__WRITTEN INSTRUCTION__
Print the entries that appear below, exactly as written and without their pictures.

__MATERIAL FOR THE TASK__
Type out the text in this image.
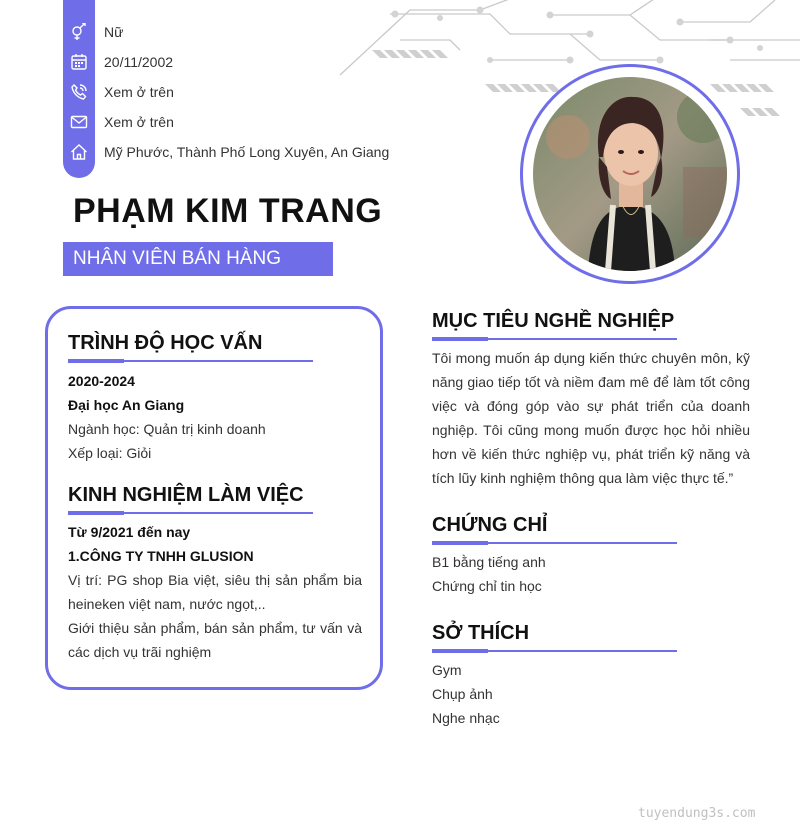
Nữ
20/11/2002
Xem ở trên
Xem ở trên
Mỹ Phước, Thành Phố Long Xuyên, An Giang
PHẠM KIM TRANG
NHÂN VIÊN BÁN HÀNG
TRÌNH ĐỘ HỌC VẤN
2020-2024
Đại học An Giang
Ngành học: Quản trị kinh doanh
Xếp loại: Giỏi
KINH NGHIỆM LÀM VIỆC
Từ 9/2021 đến nay
1.CÔNG TY TNHH GLUSION
Vị trí: PG shop Bia việt, siêu thị sản phẩm bia
heineken việt nam, nước ngọt,..
Giới thiệu sản phẩm, bán sản phẩm, tư vấn và
các dịch vụ trãi nghiệm
MỤC TIÊU NGHỀ NGHIỆP
Tôi mong muốn áp dụng kiến thức chuyên môn, kỹ năng giao tiếp tốt và niềm đam mê để làm tốt công việc và đóng góp vào sự phát triển của doanh nghiệp. Tôi cũng mong muốn được học hỏi nhiều hơn về kiến thức nghiệp vụ, phát triển kỹ năng và tích lũy kinh nghiệm thông qua làm việc thực tế.”
CHỨNG CHỈ
B1 bằng tiếng anh
Chứng chỉ tin học
SỞ THÍCH
Gym
Chụp ảnh
Nghe nhạc
tuyendung3s.com
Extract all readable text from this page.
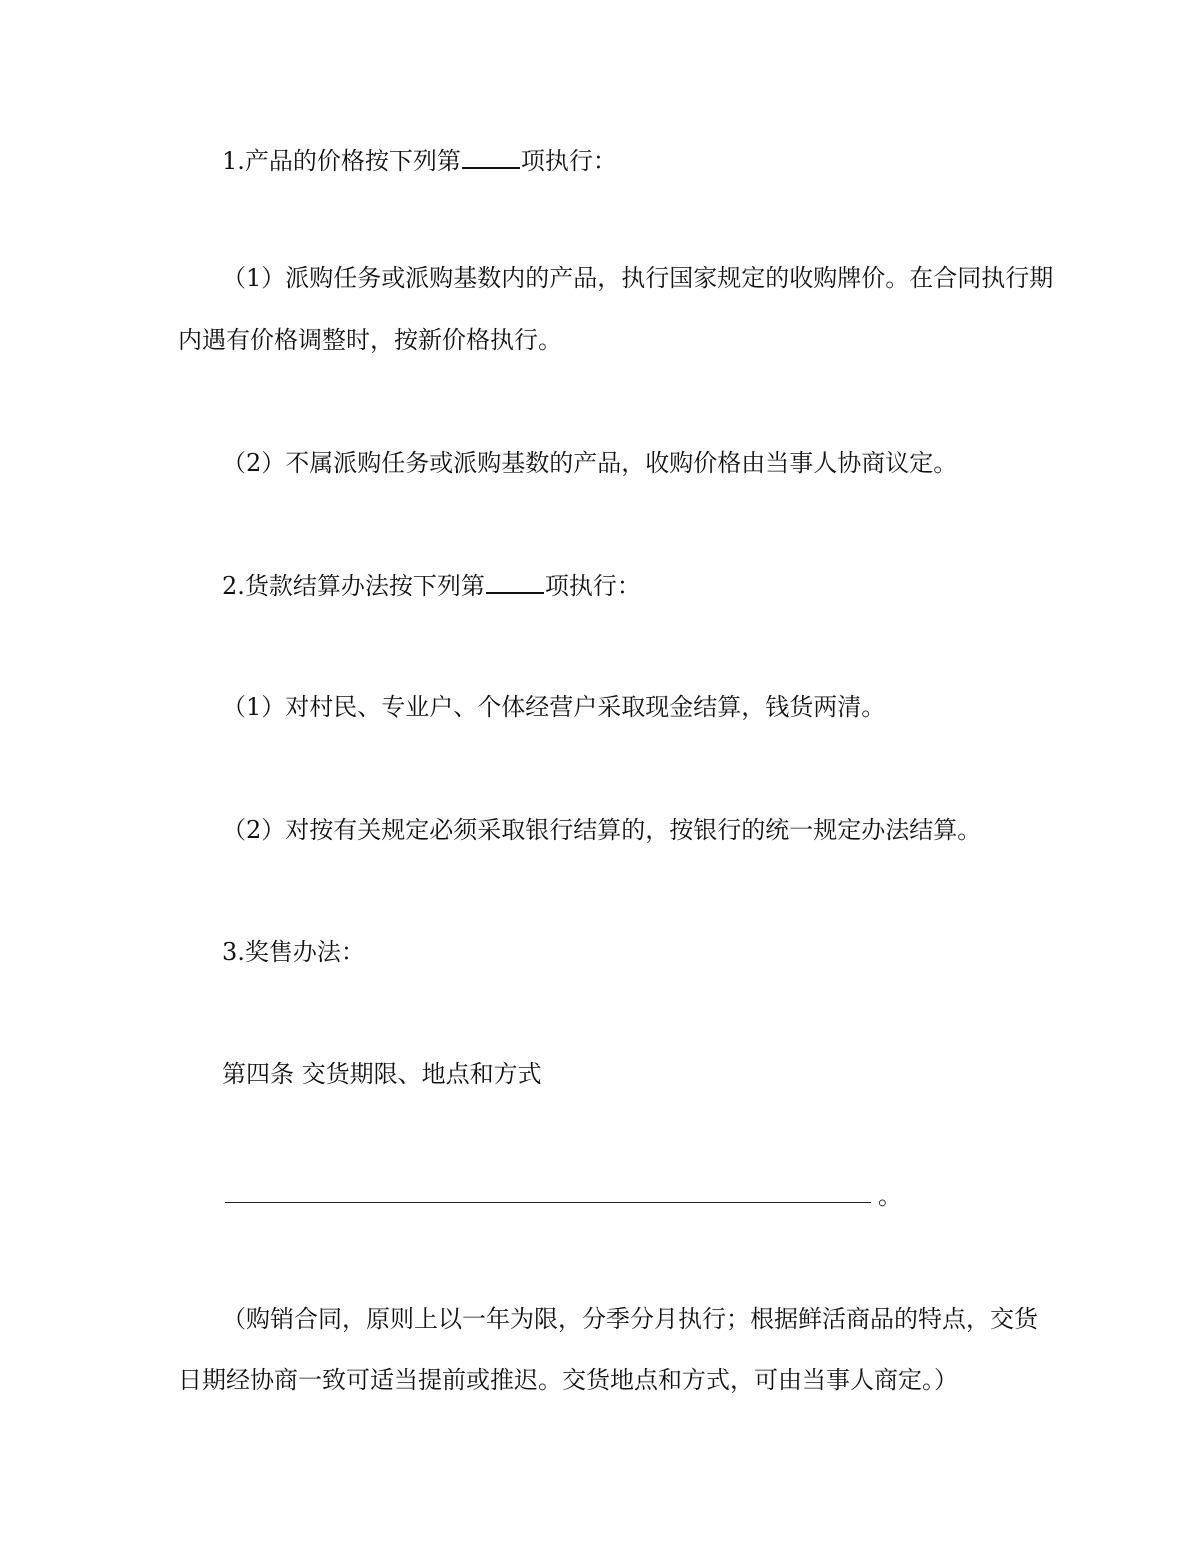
1.产品的价格按下列第	项执行：

（1）派购任务或派购基数内的产品，执行国家规定的收购牌价。在合同执行期

内遇有价格调整时，按新价格执行。

（2）不属派购任务或派购基数的产品，收购价格由当事人协商议定。

2.货款结算办法按下列第	项执行：

（1）对村民、专业户、个体经营户采取现金结算，钱货两清。

（2）对按有关规定必须采取银行结算的，按银行的统一规定办法结算。

3.奖售办法：

第四条 交货期限、地点和方式

。

（购销合同，原则上以一年为限，分季分月执行；根据鲜活商品的特点，交货

日期经协商一致可适当提前或推迟。交货地点和方式，可由当事人商定。）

__EXERCISE RESULT__
Type out the text in this image.
Nữ
20/11/2002
Xem ở trên
Xem ở trên
Mỹ Phước, Thành Phố Long Xuyên, An Giang
PHẠM KIM TRANG
NHÂN VIÊN BÁN HÀNG
TRÌNH ĐỘ HỌC VẤN
2020-2024
Đại học An Giang
Ngành học: Quản trị kinh doanh
Xếp loại: Giỏi
KINH NGHIỆM LÀM VIỆC
Từ 9/2021 đến nay
1.CÔNG TY TNHH GLUSION
Vị trí: PG shop Bia việt, siêu thị sản phẩm bia
heineken việt nam, nước ngọt,..
Giới thiệu sản phẩm, bán sản phẩm, tư vấn và
các dịch vụ trãi nghiệm
MỤC TIÊU NGHỀ NGHIỆP
Tôi mong muốn áp dụng kiến thức chuyên môn, kỹ năng giao tiếp tốt và niềm đam mê để làm tốt công việc và đóng góp vào sự phát triển của doanh nghiệp. Tôi cũng mong muốn được học hỏi nhiều hơn về kiến thức nghiệp vụ, phát triển kỹ năng và tích lũy kinh nghiệm thông qua làm việc thực tế.”
CHỨNG CHỈ
B1 bằng tiếng anh
Chứng chỉ tin học
SỞ THÍCH
Gym
Chụp ảnh
Nghe nhạc
tuyendung3s.com
Extract all readable text from this page.
1.产品的价格按下列第	项执行：

（1）派购任务或派购基数内的产品，执行国家规定的收购牌价。在合同执行期

内遇有价格调整时，按新价格执行。

（2）不属派购任务或派购基数的产品，收购价格由当事人协商议定。

2.货款结算办法按下列第	项执行：

（1）对村民、专业户、个体经营户采取现金结算，钱货两清。

（2）对按有关规定必须采取银行结算的，按银行的统一规定办法结算。

3.奖售办法：

第四条 交货期限、地点和方式

。

（购销合同，原则上以一年为限，分季分月执行；根据鲜活商品的特点，交货

日期经协商一致可适当提前或推迟。交货地点和方式，可由当事人商定。）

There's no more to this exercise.